Data records:
########
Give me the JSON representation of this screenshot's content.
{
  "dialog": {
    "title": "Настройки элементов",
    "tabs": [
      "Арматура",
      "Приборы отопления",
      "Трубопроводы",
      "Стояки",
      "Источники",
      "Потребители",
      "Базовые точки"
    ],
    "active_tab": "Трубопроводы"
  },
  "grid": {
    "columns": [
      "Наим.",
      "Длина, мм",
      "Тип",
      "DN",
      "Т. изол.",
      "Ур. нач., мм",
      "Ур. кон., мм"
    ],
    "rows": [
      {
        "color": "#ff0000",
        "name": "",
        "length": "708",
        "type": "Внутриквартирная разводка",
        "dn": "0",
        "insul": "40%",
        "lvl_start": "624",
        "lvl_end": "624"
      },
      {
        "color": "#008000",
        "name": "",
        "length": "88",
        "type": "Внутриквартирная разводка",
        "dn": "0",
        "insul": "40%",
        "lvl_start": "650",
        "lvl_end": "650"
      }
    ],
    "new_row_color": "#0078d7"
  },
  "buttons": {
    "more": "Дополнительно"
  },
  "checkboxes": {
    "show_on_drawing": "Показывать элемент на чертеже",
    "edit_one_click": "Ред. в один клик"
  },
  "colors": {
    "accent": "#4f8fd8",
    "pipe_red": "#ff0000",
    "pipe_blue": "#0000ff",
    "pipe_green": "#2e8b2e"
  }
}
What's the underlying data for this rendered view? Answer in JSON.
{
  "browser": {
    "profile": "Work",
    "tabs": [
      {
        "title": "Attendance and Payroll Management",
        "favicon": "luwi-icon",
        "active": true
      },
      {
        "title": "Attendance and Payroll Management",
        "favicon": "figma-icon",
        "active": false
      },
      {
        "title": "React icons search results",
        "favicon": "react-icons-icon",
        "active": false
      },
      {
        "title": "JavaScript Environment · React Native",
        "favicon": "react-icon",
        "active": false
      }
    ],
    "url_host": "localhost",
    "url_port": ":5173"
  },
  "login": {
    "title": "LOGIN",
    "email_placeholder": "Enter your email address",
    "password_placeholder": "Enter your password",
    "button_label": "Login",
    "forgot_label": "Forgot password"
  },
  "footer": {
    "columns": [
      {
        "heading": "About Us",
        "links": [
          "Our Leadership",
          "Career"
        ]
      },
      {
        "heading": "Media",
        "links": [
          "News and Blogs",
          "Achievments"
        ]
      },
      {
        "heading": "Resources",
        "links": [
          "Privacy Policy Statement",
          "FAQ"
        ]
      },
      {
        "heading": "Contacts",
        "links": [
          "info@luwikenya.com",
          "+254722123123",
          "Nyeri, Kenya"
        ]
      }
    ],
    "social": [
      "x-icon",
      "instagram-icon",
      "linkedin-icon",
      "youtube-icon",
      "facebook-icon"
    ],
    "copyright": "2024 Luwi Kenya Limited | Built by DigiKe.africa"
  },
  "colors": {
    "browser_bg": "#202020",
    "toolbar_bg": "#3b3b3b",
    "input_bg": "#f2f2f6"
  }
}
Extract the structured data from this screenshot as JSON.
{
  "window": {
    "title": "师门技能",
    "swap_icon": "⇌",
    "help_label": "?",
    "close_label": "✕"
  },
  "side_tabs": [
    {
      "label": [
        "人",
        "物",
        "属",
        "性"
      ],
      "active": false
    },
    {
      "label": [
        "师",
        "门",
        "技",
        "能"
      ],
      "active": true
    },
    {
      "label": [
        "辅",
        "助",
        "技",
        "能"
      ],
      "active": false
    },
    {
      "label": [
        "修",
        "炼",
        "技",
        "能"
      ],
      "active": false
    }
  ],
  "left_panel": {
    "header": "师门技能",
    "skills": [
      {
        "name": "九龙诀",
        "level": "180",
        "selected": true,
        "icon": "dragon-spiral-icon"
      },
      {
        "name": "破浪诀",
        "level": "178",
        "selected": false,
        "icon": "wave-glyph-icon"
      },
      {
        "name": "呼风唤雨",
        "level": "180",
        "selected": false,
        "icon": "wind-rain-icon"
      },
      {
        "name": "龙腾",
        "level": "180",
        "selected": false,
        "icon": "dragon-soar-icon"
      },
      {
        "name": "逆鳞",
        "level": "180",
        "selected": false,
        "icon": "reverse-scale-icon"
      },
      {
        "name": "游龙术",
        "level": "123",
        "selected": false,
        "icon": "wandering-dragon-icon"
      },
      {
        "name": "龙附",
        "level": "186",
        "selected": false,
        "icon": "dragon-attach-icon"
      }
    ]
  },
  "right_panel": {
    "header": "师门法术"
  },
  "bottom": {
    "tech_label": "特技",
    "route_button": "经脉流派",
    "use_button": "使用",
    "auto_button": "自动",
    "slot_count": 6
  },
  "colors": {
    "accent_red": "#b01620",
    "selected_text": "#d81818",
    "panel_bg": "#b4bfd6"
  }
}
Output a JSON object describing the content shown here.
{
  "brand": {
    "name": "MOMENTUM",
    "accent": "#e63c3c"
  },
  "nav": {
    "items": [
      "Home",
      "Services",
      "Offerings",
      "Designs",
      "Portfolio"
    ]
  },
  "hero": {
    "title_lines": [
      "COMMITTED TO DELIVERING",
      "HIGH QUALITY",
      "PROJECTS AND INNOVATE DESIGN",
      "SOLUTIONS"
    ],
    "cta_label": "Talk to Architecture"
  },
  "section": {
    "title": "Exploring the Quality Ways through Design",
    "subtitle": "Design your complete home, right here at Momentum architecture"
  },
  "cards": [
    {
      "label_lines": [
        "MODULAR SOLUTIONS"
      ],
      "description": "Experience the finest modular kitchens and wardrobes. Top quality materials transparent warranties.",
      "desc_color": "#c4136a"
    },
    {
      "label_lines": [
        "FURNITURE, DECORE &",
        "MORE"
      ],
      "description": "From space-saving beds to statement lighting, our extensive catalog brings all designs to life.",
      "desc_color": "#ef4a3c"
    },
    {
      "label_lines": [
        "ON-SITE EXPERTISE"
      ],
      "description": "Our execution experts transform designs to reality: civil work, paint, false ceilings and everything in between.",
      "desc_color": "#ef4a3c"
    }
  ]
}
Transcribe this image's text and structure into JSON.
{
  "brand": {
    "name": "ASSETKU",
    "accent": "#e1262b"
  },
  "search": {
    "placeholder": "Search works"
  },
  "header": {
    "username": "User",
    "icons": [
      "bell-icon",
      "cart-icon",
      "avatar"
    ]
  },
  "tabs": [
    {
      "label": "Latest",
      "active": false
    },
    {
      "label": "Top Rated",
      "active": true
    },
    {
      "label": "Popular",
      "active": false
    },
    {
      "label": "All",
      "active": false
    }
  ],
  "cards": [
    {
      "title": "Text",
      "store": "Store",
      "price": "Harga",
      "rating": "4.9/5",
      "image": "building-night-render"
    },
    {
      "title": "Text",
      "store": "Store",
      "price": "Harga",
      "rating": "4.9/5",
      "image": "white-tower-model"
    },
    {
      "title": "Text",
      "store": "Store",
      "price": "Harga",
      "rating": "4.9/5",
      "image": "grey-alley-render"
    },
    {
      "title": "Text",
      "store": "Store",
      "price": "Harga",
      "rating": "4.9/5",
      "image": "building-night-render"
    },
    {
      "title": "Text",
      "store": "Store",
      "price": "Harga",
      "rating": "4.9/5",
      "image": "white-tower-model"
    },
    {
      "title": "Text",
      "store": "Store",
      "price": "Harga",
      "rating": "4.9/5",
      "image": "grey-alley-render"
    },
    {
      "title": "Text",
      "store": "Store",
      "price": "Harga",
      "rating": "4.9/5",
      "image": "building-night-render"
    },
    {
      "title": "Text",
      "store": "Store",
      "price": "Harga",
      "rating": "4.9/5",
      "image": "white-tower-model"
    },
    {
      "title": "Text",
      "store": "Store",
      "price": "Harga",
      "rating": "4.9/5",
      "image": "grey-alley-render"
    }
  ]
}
########
Problem requirements:
Reply with nothing but the number of lines that contain the word "description".

Complete response:
3